== GIVEN ENTRIES ==

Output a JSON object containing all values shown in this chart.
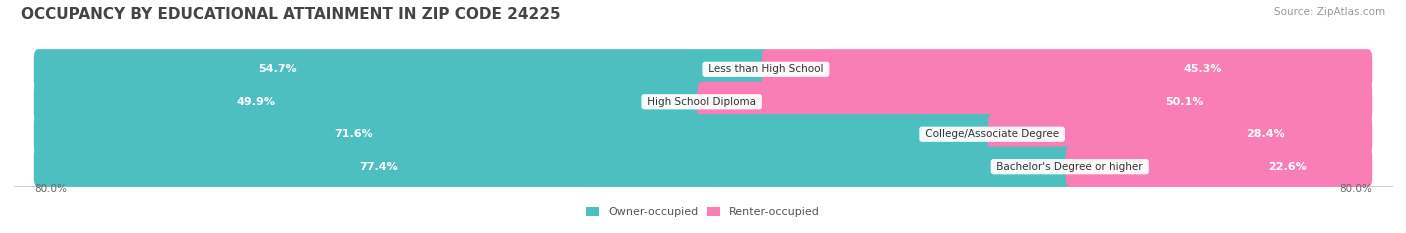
{
  "title": "OCCUPANCY BY EDUCATIONAL ATTAINMENT IN ZIP CODE 24225",
  "source": "Source: ZipAtlas.com",
  "categories": [
    "Less than High School",
    "High School Diploma",
    "College/Associate Degree",
    "Bachelor's Degree or higher"
  ],
  "owner_values": [
    54.7,
    49.9,
    71.6,
    77.4
  ],
  "renter_values": [
    45.3,
    50.1,
    28.4,
    22.6
  ],
  "owner_color": "#4DBFC0",
  "renter_color": "#F87EB5",
  "renter_color_light": "#FAC8DC",
  "bg_bar_color": "#F2F2F2",
  "background_color": "#FFFFFF",
  "axis_label_left": "80.0%",
  "axis_label_right": "80.0%",
  "title_fontsize": 11,
  "source_fontsize": 7.5,
  "bar_label_fontsize": 8,
  "category_fontsize": 7.5,
  "legend_fontsize": 8,
  "bar_height": 0.62,
  "x_min": 0.0,
  "x_max": 100.0
}
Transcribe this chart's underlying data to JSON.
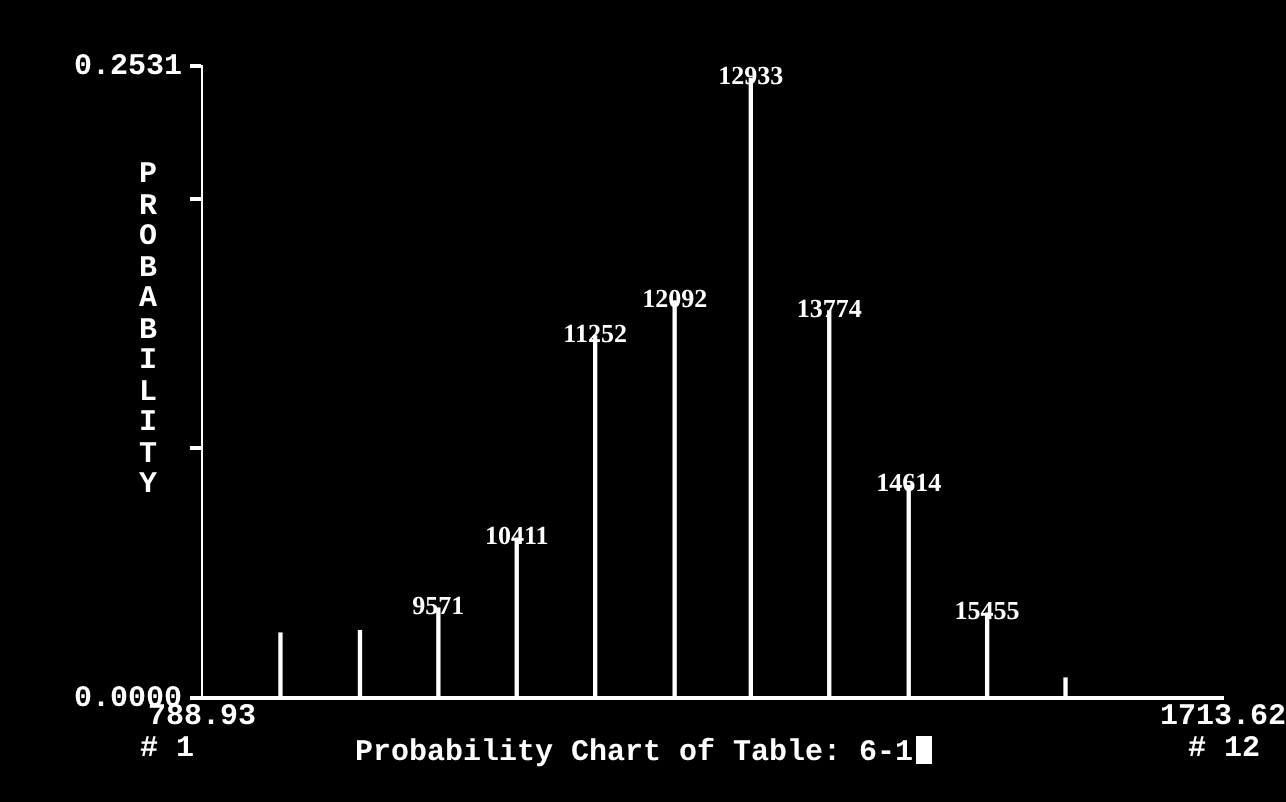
{
  "chart_data": {
    "type": "bar",
    "title": "Probability Chart of Table: 6-1",
    "ylabel": "PROBABILITY",
    "x": [
      860,
      932,
      1003,
      1074,
      1145,
      1217,
      1286,
      1357,
      1429,
      1500,
      1571
    ],
    "values": [
      0.026,
      0.027,
      0.036,
      0.064,
      0.145,
      0.159,
      0.248,
      0.155,
      0.085,
      0.034,
      0.008
    ],
    "color": "#ffffff",
    "xlim": [
      788.93,
      1713.62
    ],
    "xticks": [
      788.93,
      1713.62
    ],
    "ylim": [
      0,
      0.2531
    ],
    "yticks": [
      {
        "value": 0,
        "label": "0.0000"
      },
      {
        "value": 0.1,
        "label": null
      },
      {
        "value": 0.2,
        "label": null
      },
      0.2531
    ],
    "annotations": [
      "# 1",
      "# 12",
      {
        "text": "9571",
        "x": 1003,
        "y": 0.036
      },
      {
        "text": "10411",
        "x": 1074,
        "y": 0.064
      },
      {
        "text": "11252",
        "x": 1145,
        "y": 0.145
      },
      {
        "text": "12092",
        "x": 1217,
        "y": 0.159
      },
      {
        "text": "12933",
        "x": 1286,
        "y": 0.248
      },
      {
        "text": "13774",
        "x": 1357,
        "y": 0.155
      },
      {
        "text": "14614",
        "x": 1429,
        "y": 0.085
      },
      {
        "text": "15455",
        "x": 1500,
        "y": 0.034
      }
    ],
    "grid": false,
    "legend": false
  }
}
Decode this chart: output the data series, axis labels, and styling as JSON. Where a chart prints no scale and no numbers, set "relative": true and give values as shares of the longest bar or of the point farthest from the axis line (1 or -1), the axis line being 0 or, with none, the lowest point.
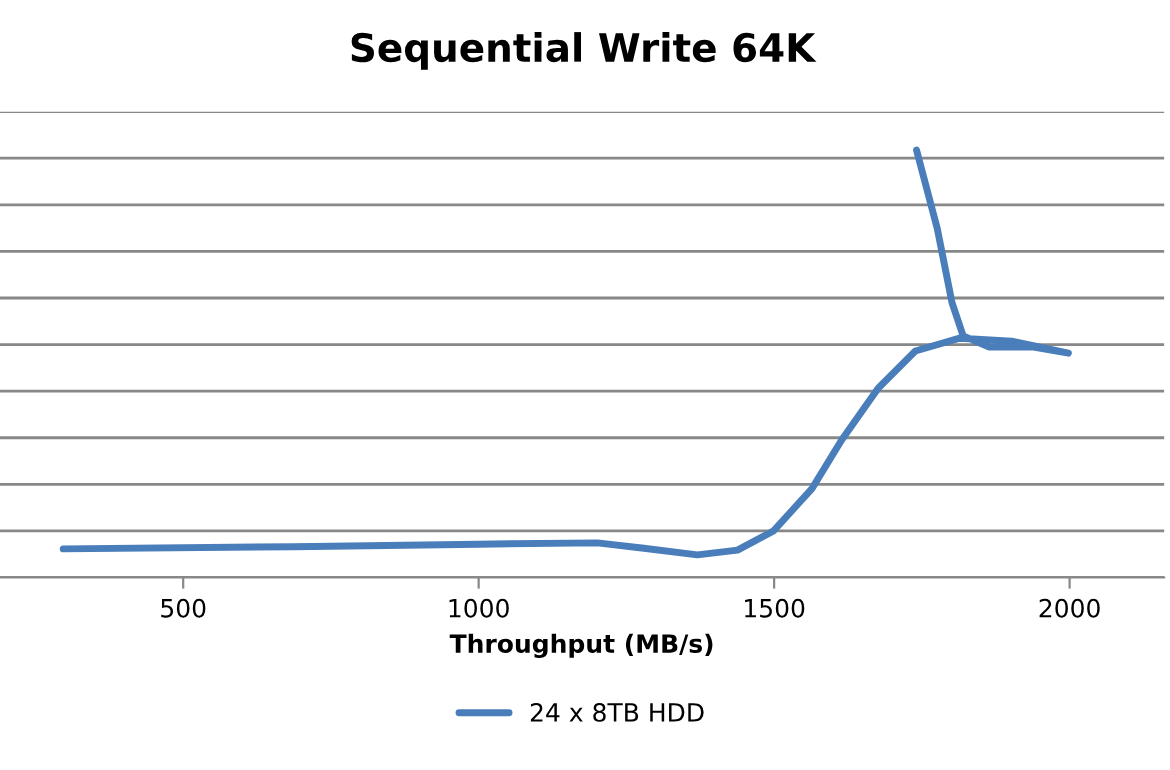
{
  "chart_data": {
    "type": "line",
    "title": "Sequential Write 64K",
    "xlabel": "Throughput (MB/s)",
    "relative": true,
    "xlim": [
      190,
      2160
    ],
    "xticks": [
      500,
      1000,
      1500,
      2000
    ],
    "grid": "y",
    "legend": "bottom",
    "tick_labels": "x",
    "marker": "none",
    "line_style": "solid",
    "series": [
      {
        "name": "24 x 8TB HDD",
        "color": "#4a7ebb",
        "x": [
          297,
          687,
          1000,
          1201,
          1276,
          1370,
          1438,
          1499,
          1564,
          1614,
          1676,
          1739,
          1814,
          1902,
          1998,
          1939,
          1864,
          1820,
          1801,
          1776,
          1741
        ],
        "values": [
          0.067,
          0.072,
          0.078,
          0.081,
          0.069,
          0.053,
          0.064,
          0.109,
          0.208,
          0.321,
          0.443,
          0.53,
          0.56,
          0.553,
          0.525,
          0.539,
          0.539,
          0.565,
          0.643,
          0.817,
          1.0
        ]
      }
    ]
  }
}
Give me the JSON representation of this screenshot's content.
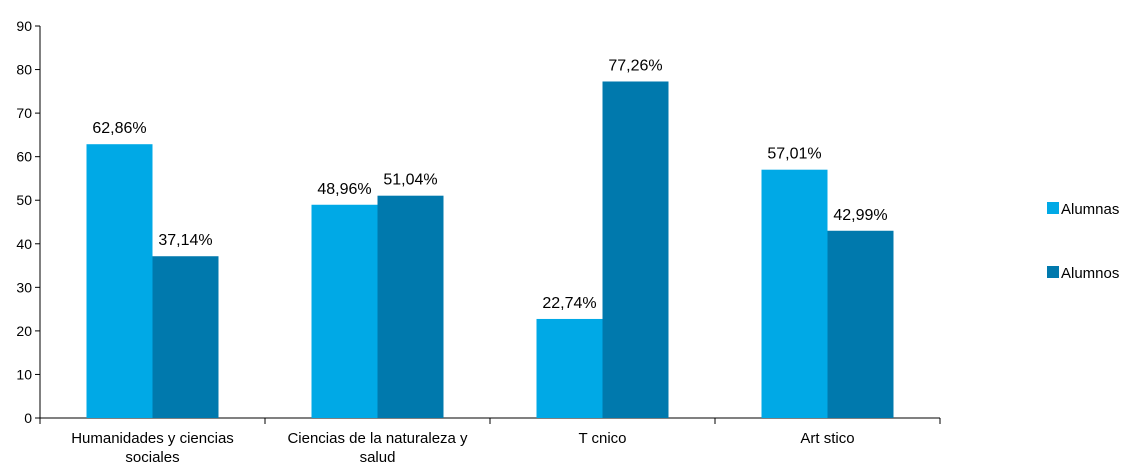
{
  "chart_data": {
    "type": "bar",
    "title": "",
    "xlabel": "",
    "ylabel": "",
    "ylim": [
      0,
      90
    ],
    "yticks": [
      0,
      10,
      20,
      30,
      40,
      50,
      60,
      70,
      80,
      90
    ],
    "grid": false,
    "legend_position": "right",
    "categories": [
      [
        "Humanidades y ciencias",
        "sociales"
      ],
      [
        "Ciencias de la naturaleza y",
        "salud"
      ],
      [
        "T cnico"
      ],
      [
        "Art stico"
      ]
    ],
    "series": [
      {
        "name": "Alumnas",
        "color": "#00a9e6",
        "values": [
          62.86,
          48.96,
          22.74,
          57.01
        ],
        "labels": [
          "62,86%",
          "48,96%",
          "22,74%",
          "57,01%"
        ]
      },
      {
        "name": "Alumnos",
        "color": "#0079ad",
        "values": [
          37.14,
          51.04,
          77.26,
          42.99
        ],
        "labels": [
          "37,14%",
          "51,04%",
          "77,26%",
          "42,99%"
        ]
      }
    ]
  }
}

===

* _THE REQUEST_:
Skip the pictures and print each record exactly as it stands.

* _SOLUTION FOR THIS PROBLEM_:
Output a JSON object containing all values shown in this chart.
{
  "title": "OCCUPANCY BY EDUCATIONAL ATTAINMENT IN ZIP CODE 24225",
  "source": "Source: ZipAtlas.com",
  "categories": [
    "Less than High School",
    "High School Diploma",
    "College/Associate Degree",
    "Bachelor's Degree or higher"
  ],
  "owner_values": [
    54.7,
    49.9,
    71.6,
    77.4
  ],
  "renter_values": [
    45.3,
    50.1,
    28.4,
    22.6
  ],
  "owner_color": "#4DBFC0",
  "renter_color": "#F87EB5",
  "renter_color_light": "#FAC8DC",
  "bg_bar_color": "#F2F2F2",
  "background_color": "#FFFFFF",
  "axis_label_left": "80.0%",
  "axis_label_right": "80.0%",
  "title_fontsize": 11,
  "source_fontsize": 7.5,
  "bar_label_fontsize": 8,
  "category_fontsize": 7.5,
  "legend_fontsize": 8,
  "bar_height": 0.62,
  "x_min": 0.0,
  "x_max": 100.0
}
Transcribe this chart's underlying data to JSON.
{
  "chart_data": {
    "type": "bar",
    "title": "Probability Chart of Table: 6-1",
    "ylabel": "PROBABILITY",
    "x": [
      860,
      932,
      1003,
      1074,
      1145,
      1217,
      1286,
      1357,
      1429,
      1500,
      1571
    ],
    "values": [
      0.026,
      0.027,
      0.036,
      0.064,
      0.145,
      0.159,
      0.248,
      0.155,
      0.085,
      0.034,
      0.008
    ],
    "color": "#ffffff",
    "xlim": [
      788.93,
      1713.62
    ],
    "xticks": [
      788.93,
      1713.62
    ],
    "ylim": [
      0,
      0.2531
    ],
    "yticks": [
      {
        "value": 0,
        "label": "0.0000"
      },
      {
        "value": 0.1,
        "label": null
      },
      {
        "value": 0.2,
        "label": null
      },
      0.2531
    ],
    "annotations": [
      "# 1",
      "# 12",
      {
        "text": "9571",
        "x": 1003,
        "y": 0.036
      },
      {
        "text": "10411",
        "x": 1074,
        "y": 0.064
      },
      {
        "text": "11252",
        "x": 1145,
        "y": 0.145
      },
      {
        "text": "12092",
        "x": 1217,
        "y": 0.159
      },
      {
        "text": "12933",
        "x": 1286,
        "y": 0.248
      },
      {
        "text": "13774",
        "x": 1357,
        "y": 0.155
      },
      {
        "text": "14614",
        "x": 1429,
        "y": 0.085
      },
      {
        "text": "15455",
        "x": 1500,
        "y": 0.034
      }
    ],
    "grid": false,
    "legend": false
  }
}
Decode this chart: output the data series, axis labels, and styling as JSON. Where a chart prints no scale and no numbers, set "relative": true and give values as shares of the longest bar or of the point farthest from the axis line (1 or -1), the axis line being 0 or, with none, the lowest point.
{
  "chart_data": {
    "type": "line",
    "title": "Sequential Write 64K",
    "xlabel": "Throughput (MB/s)",
    "relative": true,
    "xlim": [
      190,
      2160
    ],
    "xticks": [
      500,
      1000,
      1500,
      2000
    ],
    "grid": "y",
    "legend": "bottom",
    "tick_labels": "x",
    "marker": "none",
    "line_style": "solid",
    "series": [
      {
        "name": "24 x 8TB HDD",
        "color": "#4a7ebb",
        "x": [
          297,
          687,
          1000,
          1201,
          1276,
          1370,
          1438,
          1499,
          1564,
          1614,
          1676,
          1739,
          1814,
          1902,
          1998,
          1939,
          1864,
          1820,
          1801,
          1776,
          1741
        ],
        "values": [
          0.067,
          0.072,
          0.078,
          0.081,
          0.069,
          0.053,
          0.064,
          0.109,
          0.208,
          0.321,
          0.443,
          0.53,
          0.56,
          0.553,
          0.525,
          0.539,
          0.539,
          0.565,
          0.643,
          0.817,
          1.0
        ]
      }
    ]
  }
}
Give me the JSON representation of this screenshot's content.
{
  "chart_data": {
    "type": "bar",
    "title": "",
    "xlabel": "",
    "ylabel": "",
    "ylim": [
      0,
      90
    ],
    "yticks": [
      0,
      10,
      20,
      30,
      40,
      50,
      60,
      70,
      80,
      90
    ],
    "grid": false,
    "legend_position": "right",
    "categories": [
      [
        "Humanidades y ciencias",
        "sociales"
      ],
      [
        "Ciencias de la naturaleza y",
        "salud"
      ],
      [
        "T cnico"
      ],
      [
        "Art stico"
      ]
    ],
    "series": [
      {
        "name": "Alumnas",
        "color": "#00a9e6",
        "values": [
          62.86,
          48.96,
          22.74,
          57.01
        ],
        "labels": [
          "62,86%",
          "48,96%",
          "22,74%",
          "57,01%"
        ]
      },
      {
        "name": "Alumnos",
        "color": "#0079ad",
        "values": [
          37.14,
          51.04,
          77.26,
          42.99
        ],
        "labels": [
          "37,14%",
          "51,04%",
          "77,26%",
          "42,99%"
        ]
      }
    ]
  }
}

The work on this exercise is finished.